▸ **Materials provided**:
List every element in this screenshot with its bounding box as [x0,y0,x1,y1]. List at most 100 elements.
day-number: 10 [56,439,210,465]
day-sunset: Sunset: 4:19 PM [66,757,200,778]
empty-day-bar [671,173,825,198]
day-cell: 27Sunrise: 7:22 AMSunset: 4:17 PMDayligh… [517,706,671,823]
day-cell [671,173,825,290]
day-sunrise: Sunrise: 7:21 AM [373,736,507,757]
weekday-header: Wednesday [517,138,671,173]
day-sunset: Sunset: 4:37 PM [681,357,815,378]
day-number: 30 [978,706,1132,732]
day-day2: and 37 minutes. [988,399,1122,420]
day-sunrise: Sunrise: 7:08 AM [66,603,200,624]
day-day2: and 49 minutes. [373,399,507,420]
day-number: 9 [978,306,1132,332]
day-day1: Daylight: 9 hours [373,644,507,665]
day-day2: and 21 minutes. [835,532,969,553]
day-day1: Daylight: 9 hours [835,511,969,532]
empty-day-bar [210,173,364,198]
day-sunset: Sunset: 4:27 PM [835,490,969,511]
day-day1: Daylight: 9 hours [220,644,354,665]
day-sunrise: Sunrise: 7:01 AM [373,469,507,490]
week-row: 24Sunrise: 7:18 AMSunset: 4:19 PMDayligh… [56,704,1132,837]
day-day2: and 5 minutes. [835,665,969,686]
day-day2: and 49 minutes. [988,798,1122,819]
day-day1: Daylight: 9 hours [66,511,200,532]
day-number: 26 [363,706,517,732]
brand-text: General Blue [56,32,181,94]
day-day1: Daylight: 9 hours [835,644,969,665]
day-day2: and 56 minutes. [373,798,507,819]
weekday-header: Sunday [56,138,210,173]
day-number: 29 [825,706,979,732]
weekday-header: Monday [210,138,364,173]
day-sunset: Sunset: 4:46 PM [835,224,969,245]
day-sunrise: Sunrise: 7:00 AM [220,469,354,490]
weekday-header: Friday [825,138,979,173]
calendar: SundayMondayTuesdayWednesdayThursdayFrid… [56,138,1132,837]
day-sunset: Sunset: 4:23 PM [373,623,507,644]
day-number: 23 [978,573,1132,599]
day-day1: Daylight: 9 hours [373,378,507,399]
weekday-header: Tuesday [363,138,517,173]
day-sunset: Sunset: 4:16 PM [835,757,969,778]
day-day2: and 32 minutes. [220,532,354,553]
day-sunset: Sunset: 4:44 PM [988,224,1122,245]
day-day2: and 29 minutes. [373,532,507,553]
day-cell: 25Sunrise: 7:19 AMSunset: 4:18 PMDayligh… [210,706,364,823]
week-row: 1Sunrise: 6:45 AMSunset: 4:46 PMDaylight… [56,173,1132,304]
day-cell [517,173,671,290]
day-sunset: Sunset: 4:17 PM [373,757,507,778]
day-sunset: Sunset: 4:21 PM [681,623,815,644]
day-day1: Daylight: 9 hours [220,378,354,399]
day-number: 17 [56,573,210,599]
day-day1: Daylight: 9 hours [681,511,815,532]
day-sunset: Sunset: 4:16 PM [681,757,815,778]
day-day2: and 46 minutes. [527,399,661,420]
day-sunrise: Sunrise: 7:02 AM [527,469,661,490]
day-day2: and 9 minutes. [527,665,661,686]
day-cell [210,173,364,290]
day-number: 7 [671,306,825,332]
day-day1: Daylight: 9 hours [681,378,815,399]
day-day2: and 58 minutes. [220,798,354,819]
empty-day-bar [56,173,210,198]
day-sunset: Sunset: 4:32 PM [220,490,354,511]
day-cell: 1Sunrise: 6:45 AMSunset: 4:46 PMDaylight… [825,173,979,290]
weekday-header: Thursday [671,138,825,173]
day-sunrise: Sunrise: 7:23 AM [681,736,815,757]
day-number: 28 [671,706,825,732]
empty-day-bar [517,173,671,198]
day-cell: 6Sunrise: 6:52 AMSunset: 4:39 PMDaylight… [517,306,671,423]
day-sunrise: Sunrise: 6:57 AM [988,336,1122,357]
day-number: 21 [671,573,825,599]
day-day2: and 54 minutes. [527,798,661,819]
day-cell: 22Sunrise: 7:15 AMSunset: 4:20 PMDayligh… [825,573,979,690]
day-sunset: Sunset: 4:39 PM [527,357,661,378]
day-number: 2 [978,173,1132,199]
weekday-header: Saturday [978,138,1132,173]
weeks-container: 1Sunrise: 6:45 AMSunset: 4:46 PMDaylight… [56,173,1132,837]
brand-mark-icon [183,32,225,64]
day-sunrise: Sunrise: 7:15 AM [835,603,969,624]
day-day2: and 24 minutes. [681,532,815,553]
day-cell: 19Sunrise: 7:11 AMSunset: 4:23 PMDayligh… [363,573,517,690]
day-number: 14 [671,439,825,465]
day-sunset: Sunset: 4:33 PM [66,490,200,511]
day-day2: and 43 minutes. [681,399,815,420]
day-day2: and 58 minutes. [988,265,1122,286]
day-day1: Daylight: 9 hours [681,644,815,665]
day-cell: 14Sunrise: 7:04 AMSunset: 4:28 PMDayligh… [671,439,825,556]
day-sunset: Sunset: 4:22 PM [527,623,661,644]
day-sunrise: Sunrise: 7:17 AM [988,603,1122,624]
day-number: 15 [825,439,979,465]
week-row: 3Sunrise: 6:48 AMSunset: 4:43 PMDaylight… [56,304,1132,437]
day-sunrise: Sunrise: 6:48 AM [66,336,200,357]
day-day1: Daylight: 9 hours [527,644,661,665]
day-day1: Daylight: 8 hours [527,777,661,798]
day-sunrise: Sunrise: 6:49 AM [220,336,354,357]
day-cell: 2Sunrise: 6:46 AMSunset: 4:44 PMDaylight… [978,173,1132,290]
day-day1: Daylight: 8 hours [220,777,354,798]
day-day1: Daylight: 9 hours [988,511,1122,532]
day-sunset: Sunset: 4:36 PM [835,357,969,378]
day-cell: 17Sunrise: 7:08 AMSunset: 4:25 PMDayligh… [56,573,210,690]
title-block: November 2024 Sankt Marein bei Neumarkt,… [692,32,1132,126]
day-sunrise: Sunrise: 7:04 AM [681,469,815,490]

▸ **Exercise description**:
Can you convert all the entries above into a JSON list of strings, one string per line, with blank lines left out?

▸ **Right answer**:
[
  "List every element in this screenshot with its bounding box as [x0,y0,x1,y1]. List at most 100 elements.",
  "day-number: 10 [56,439,210,465]",
  "day-sunset: Sunset: 4:19 PM [66,757,200,778]",
  "empty-day-bar [671,173,825,198]",
  "day-cell: 27Sunrise: 7:22 AMSunset: 4:17 PMDayligh… [517,706,671,823]",
  "day-cell [671,173,825,290]",
  "day-sunrise: Sunrise: 7:21 AM [373,736,507,757]",
  "weekday-header: Wednesday [517,138,671,173]",
  "day-sunset: Sunset: 4:37 PM [681,357,815,378]",
  "day-number: 30 [978,706,1132,732]",
  "day-day2: and 37 minutes. [988,399,1122,420]",
  "day-sunrise: Sunrise: 7:08 AM [66,603,200,624]",
  "day-day2: and 49 minutes. [373,399,507,420]",
  "day-number: 9 [978,306,1132,332]",
  "day-day1: Daylight: 9 hours [373,644,507,665]",
  "day-day2: and 21 minutes. [835,532,969,553]",
  "day-day1: Daylight: 9 hours [835,511,969,532]",
  "empty-day-bar [210,173,364,198]",
  "day-sunset: Sunset: 4:27 PM [835,490,969,511]",
  "day-day1: Daylight: 9 hours [220,644,354,665]",
  "day-sunrise: Sunrise: 7:01 AM [373,469,507,490]",
  "week-row: 24Sunrise: 7:18 AMSunset: 4:19 PMDayligh… [56,704,1132,837]",
  "day-day2: and 5 minutes. [835,665,969,686]",
  "day-day2: and 49 minutes. [988,798,1122,819]",
  "day-day1: Daylight: 9 hours [66,511,200,532]",
  "day-number: 26 [363,706,517,732]",
  "brand-text: General Blue [56,32,181,94]",
  "day-day1: Daylight: 9 hours [835,644,969,665]",
  "day-day2: and 56 minutes. [373,798,507,819]",
  "weekday-header: Sunday [56,138,210,173]",
  "day-number: 29 [825,706,979,732]",
  "weekday-header: Monday [210,138,364,173]",
  "day-sunset: Sunset: 4:46 PM [835,224,969,245]",
  "day-sunrise: Sunrise: 7:00 AM [220,469,354,490]",
  "weekday-header: Friday [825,138,979,173]",
  "calendar: SundayMondayTuesdayWednesdayThursdayFrid… [56,138,1132,837]",
  "day-sunset: Sunset: 4:23 PM [373,623,507,644]",
  "day-number: 23 [978,573,1132,599]",
  "day-day1: Daylight: 9 hours [373,378,507,399]",
  "weekday-header: Tuesday [363,138,517,173]",
  "day-sunset: Sunset: 4:16 PM [835,757,969,778]",
  "day-day2: and 32 minutes. [220,532,354,553]",
  "day-sunset: Sunset: 4:44 PM [988,224,1122,245]",
  "day-day2: and 29 minutes. [373,532,507,553]",
  "day-cell: 25Sunrise: 7:19 AMSunset: 4:18 PMDayligh… [210,706,364,823]",
  "week-row: 1Sunrise: 6:45 AMSunset: 4:46 PMDaylight… [56,173,1132,304]",
  "day-cell [517,173,671,290]",
  "day-sunset: Sunset: 4:17 PM [373,757,507,778]",
  "day-sunset: Sunset: 4:21 PM [681,623,815,644]",
  "day-day1: Daylight: 9 hours [220,378,354,399]",
  "day-number: 17 [56,573,210,599]",
  "day-day1: Daylight: 9 hours [681,511,815,532]",
  "day-sunset: Sunset: 4:16 PM [681,757,815,778]",
  "day-day2: and 46 minutes. [527,399,661,420]",
  "day-sunrise: Sunrise: 7:02 AM [527,469,661,490]",
  "day-day2: and 9 minutes. [527,665,661,686]",
  "day-cell [210,173,364,290]",
  "day-number: 7 [671,306,825,332]",
  "day-day1: Daylight: 9 hours [681,378,815,399]",
  "day-day2: and 58 minutes. [220,798,354,819]",
  "empty-day-bar [56,173,210,198]",
  "day-sunset: Sunset: 4:32 PM [220,490,354,511]",
  "day-cell: 1Sunrise: 6:45 AMSunset: 4:46 PMDaylight… [825,173,979,290]",
  "weekday-header: Thursday [671,138,825,173]",
  "day-sunrise: Sunrise: 7:23 AM [681,736,815,757]",
  "day-number: 28 [671,706,825,732]",
  "empty-day-bar [517,173,671,198]",
  "day-cell: 6Sunrise: 6:52 AMSunset: 4:39 PMDaylight… [517,306,671,423]",
  "day-sunrise: Sunrise: 6:57 AM [988,336,1122,357]",
  "day-number: 21 [671,573,825,599]",
  "day-day2: and 54 minutes. [527,798,661,819]",
  "day-cell: 22Sunrise: 7:15 AMSunset: 4:20 PMDayligh… [825,573,979,690]",
  "day-sunset: Sunset: 4:39 PM [527,357,661,378]",
  "day-number: 2 [978,173,1132,199]",
  "weekday-header: Saturday [978,138,1132,173]",
  "weeks-container: 1Sunrise: 6:45 AMSunset: 4:46 PMDaylight… [56,173,1132,837]",
  "brand-mark-icon [183,32,225,64]",
  "day-sunrise: Sunrise: 7:15 AM [835,603,969,624]",
  "day-day2: and 24 minutes. [681,532,815,553]",
  "day-cell: 19Sunrise: 7:11 AMSunset: 4:23 PMDayligh… [363,573,517,690]",
  "day-number: 14 [671,439,825,465]",
  "day-sunset: Sunset: 4:33 PM [66,490,200,511]",
  "day-day2: and 43 minutes. [681,399,815,420]",
  "day-day2: and 58 minutes. [988,265,1122,286]",
  "day-day1: Daylight: 9 hours [681,644,815,665]",
  "day-cell: 14Sunrise: 7:04 AMSunset: 4:28 PMDayligh… [671,439,825,556]",
  "day-sunset: Sunset: 4:22 PM [527,623,661,644]",
  "day-sunrise: Sunrise: 7:17 AM [988,603,1122,624]",
  "day-number: 15 [825,439,979,465]",
  "week-row: 3Sunrise: 6:48 AMSunset: 4:43 PMDaylight… [56,304,1132,437]",
  "day-sunrise: Sunrise: 6:48 AM [66,336,200,357]",
  "day-day1: Daylight: 9 hours [527,644,661,665]",
  "day-day1: Daylight: 8 hours [527,777,661,798]",
  "day-sunrise: Sunrise: 6:49 AM [220,336,354,357]",
  "day-cell: 2Sunrise: 6:46 AMSunset: 4:44 PMDaylight… [978,173,1132,290]",
  "day-day1: Daylight: 8 hours [220,777,354,798]",
  "day-day1: Daylight: 9 hours [988,511,1122,532]",
  "day-sunset: Sunset: 4:36 PM [835,357,969,378]",
  "day-cell: 17Sunrise: 7:08 AMSunset: 4:25 PMDayligh… [56,573,210,690]",
  "title-block: November 2024 Sankt Marein bei Neumarkt,… [692,32,1132,126]",
  "day-sunrise: Sunrise: 7:04 AM [681,469,815,490]"
]